→ YOUR INSTRUCTIONS: Restate the material word for word and leave out anything that is a picture.

→ MATERIAL:
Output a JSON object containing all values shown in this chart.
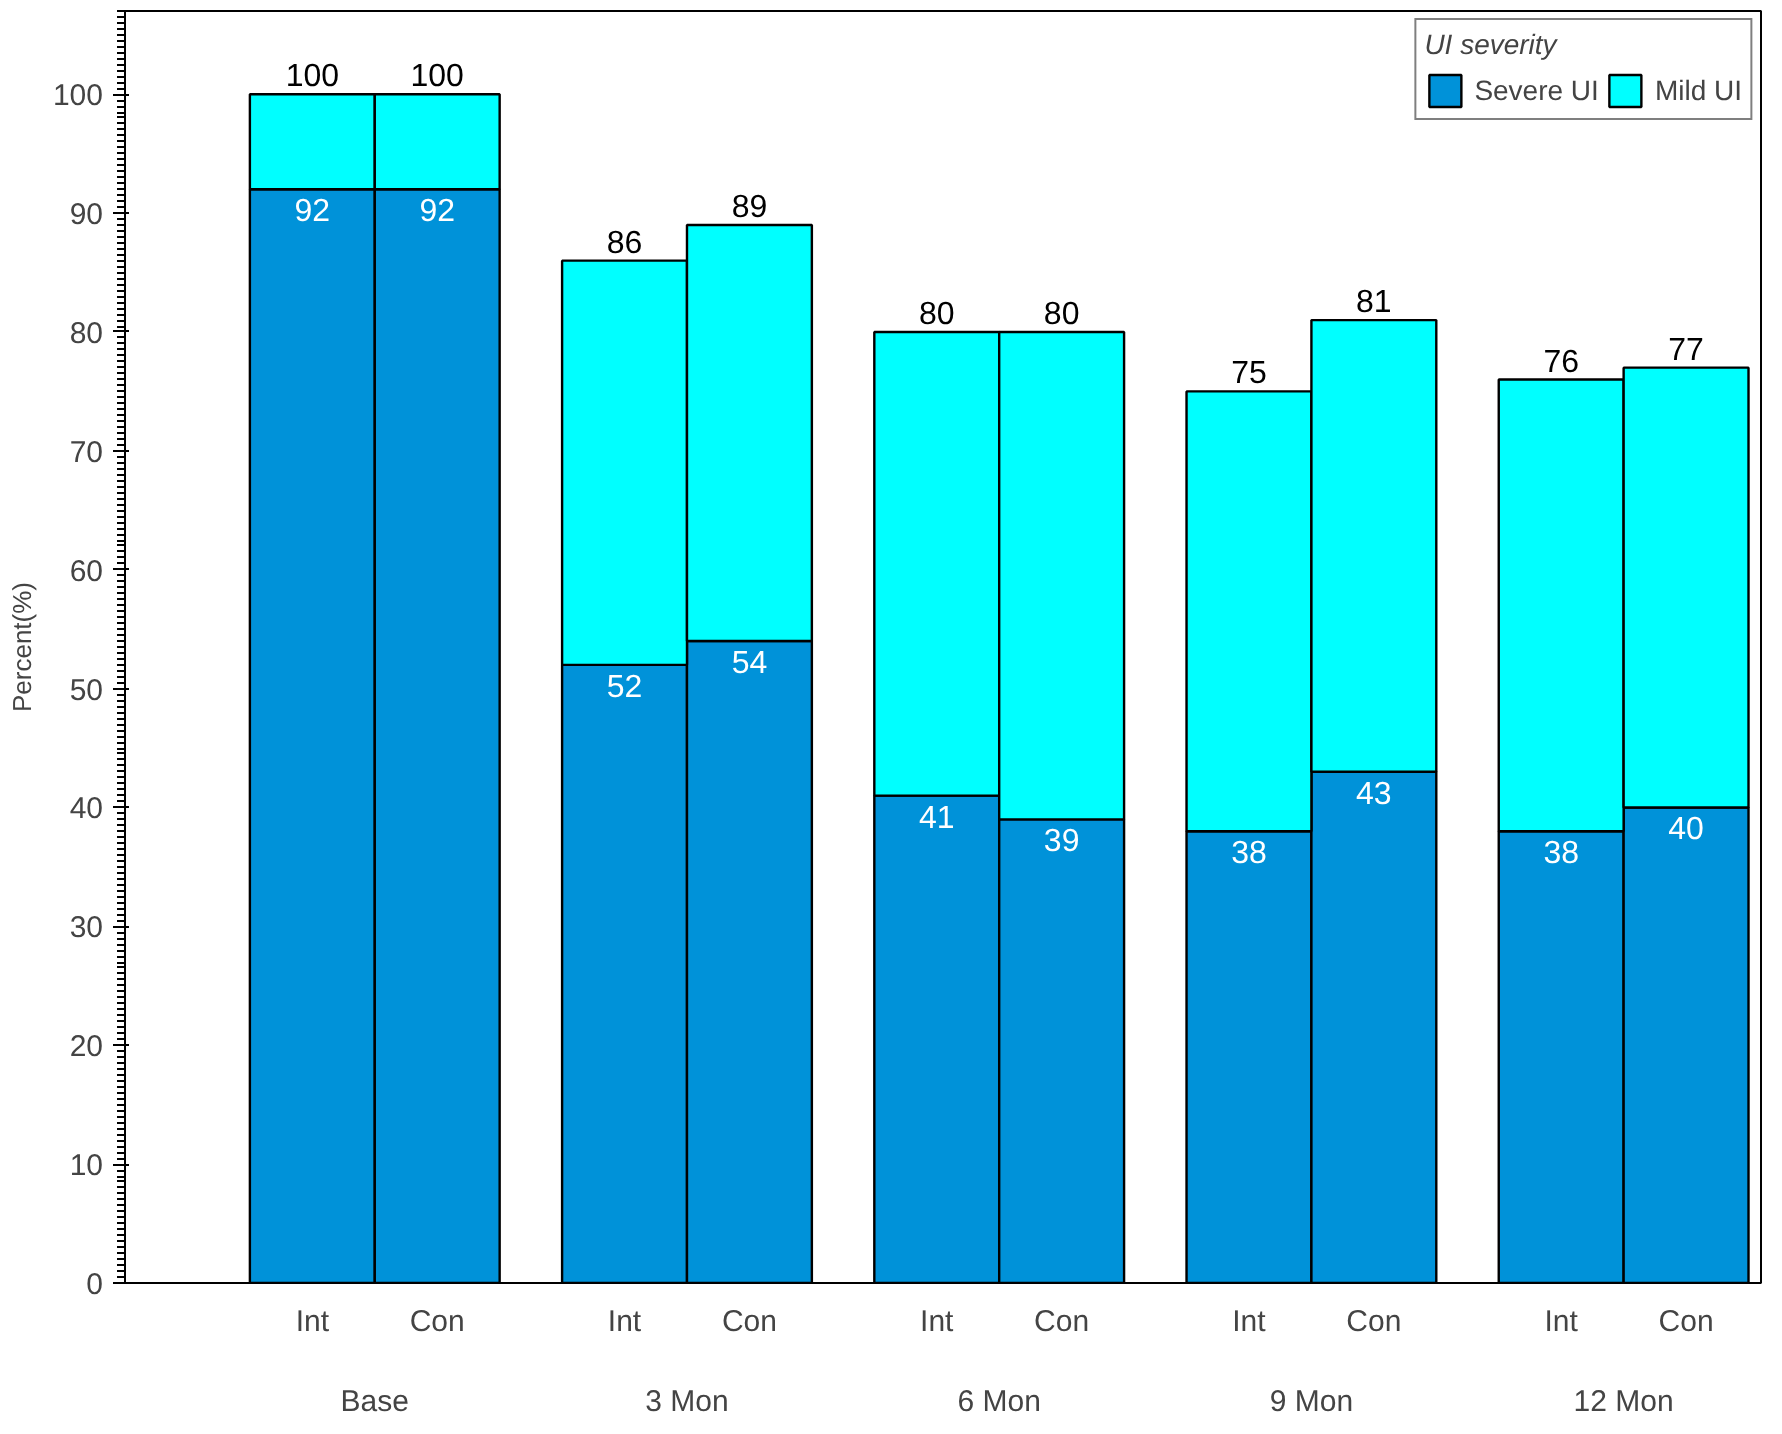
{
  "chart_data": {
    "type": "bar",
    "stacked": true,
    "ylabel": "Percent(%)",
    "legend_title": "UI severity",
    "legend": "top right",
    "categories": [
      "Int",
      "Con",
      "Int",
      "Con",
      "Int",
      "Con",
      "Int",
      "Con",
      "Int",
      "Con"
    ],
    "annotations": [
      "Base",
      "3 Mon",
      "6 Mon",
      "9 Mon",
      "12 Mon"
    ],
    "series": [
      {
        "name": "Severe UI",
        "color": "#0092d9",
        "values": [
          92,
          92,
          52,
          54,
          41,
          39,
          38,
          43,
          38,
          40
        ],
        "value_labels": [
          "92",
          "92",
          "52",
          "54",
          "41",
          "39",
          "38",
          "43",
          "38",
          "40"
        ]
      },
      {
        "name": "Mild UI",
        "color": "#00ffff",
        "values": [
          8,
          8,
          34,
          35,
          39,
          41,
          37,
          38,
          38,
          37
        ]
      }
    ],
    "totals": [
      "100",
      "100",
      "86",
      "89",
      "80",
      "80",
      "75",
      "81",
      "76",
      "77"
    ],
    "ylim": [
      0,
      107
    ],
    "yticks": [
      0,
      10,
      20,
      30,
      40,
      50,
      60,
      70,
      80,
      90,
      100
    ],
    "grid": false
  }
}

→ EXERCISE RESULT:
Output a JSON object containing all values shown in this chart.
{
  "chart_data": {
    "type": "bar",
    "stacked": true,
    "ylabel": "Percent(%)",
    "legend_title": "UI severity",
    "legend": "top right",
    "categories": [
      "Int",
      "Con",
      "Int",
      "Con",
      "Int",
      "Con",
      "Int",
      "Con",
      "Int",
      "Con"
    ],
    "annotations": [
      "Base",
      "3 Mon",
      "6 Mon",
      "9 Mon",
      "12 Mon"
    ],
    "series": [
      {
        "name": "Severe UI",
        "color": "#0092d9",
        "values": [
          92,
          92,
          52,
          54,
          41,
          39,
          38,
          43,
          38,
          40
        ],
        "value_labels": [
          "92",
          "92",
          "52",
          "54",
          "41",
          "39",
          "38",
          "43",
          "38",
          "40"
        ]
      },
      {
        "name": "Mild UI",
        "color": "#00ffff",
        "values": [
          8,
          8,
          34,
          35,
          39,
          41,
          37,
          38,
          38,
          37
        ]
      }
    ],
    "totals": [
      "100",
      "100",
      "86",
      "89",
      "80",
      "80",
      "75",
      "81",
      "76",
      "77"
    ],
    "ylim": [
      0,
      107
    ],
    "yticks": [
      0,
      10,
      20,
      30,
      40,
      50,
      60,
      70,
      80,
      90,
      100
    ],
    "grid": false
  }
}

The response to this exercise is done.